[Some records]
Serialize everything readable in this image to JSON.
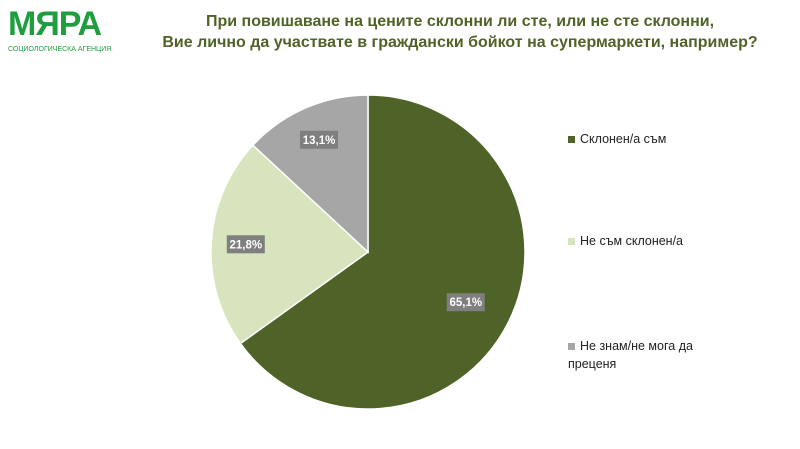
{
  "logo": {
    "name": "МЯРА",
    "subtitle": "СОЦИОЛОГИЧЕСКА АГЕНЦИЯ"
  },
  "chart_data": {
    "type": "pie",
    "title": [
      "При повишаване на цените склонни ли сте, или не сте склонни,",
      "Вие лично да участвате в граждански бойкот на супермаркети, например?"
    ],
    "start": "top",
    "direction": "clockwise",
    "legend_position": "right",
    "slices": [
      {
        "name": "Склонен/а съм",
        "value": 65.1,
        "label": "65,1%",
        "color": "#4f6228"
      },
      {
        "name": "Не съм склонен/а",
        "value": 21.8,
        "label": "21,8%",
        "color": "#d7e4bd"
      },
      {
        "name": "Не знам/не мога да преценя",
        "value": 13.1,
        "label": "13,1%",
        "color": "#a6a6a6"
      }
    ]
  }
}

## EXERCISE
Identify each line holding the string "name", and copy it out.

## RESULT OF THIS EXERCISE
    "name": "МЯРА",
        "name": "Склонен/а съм",
        "name": "Не съм склонен/а",
        "name": "Не знам/не мога да преценя",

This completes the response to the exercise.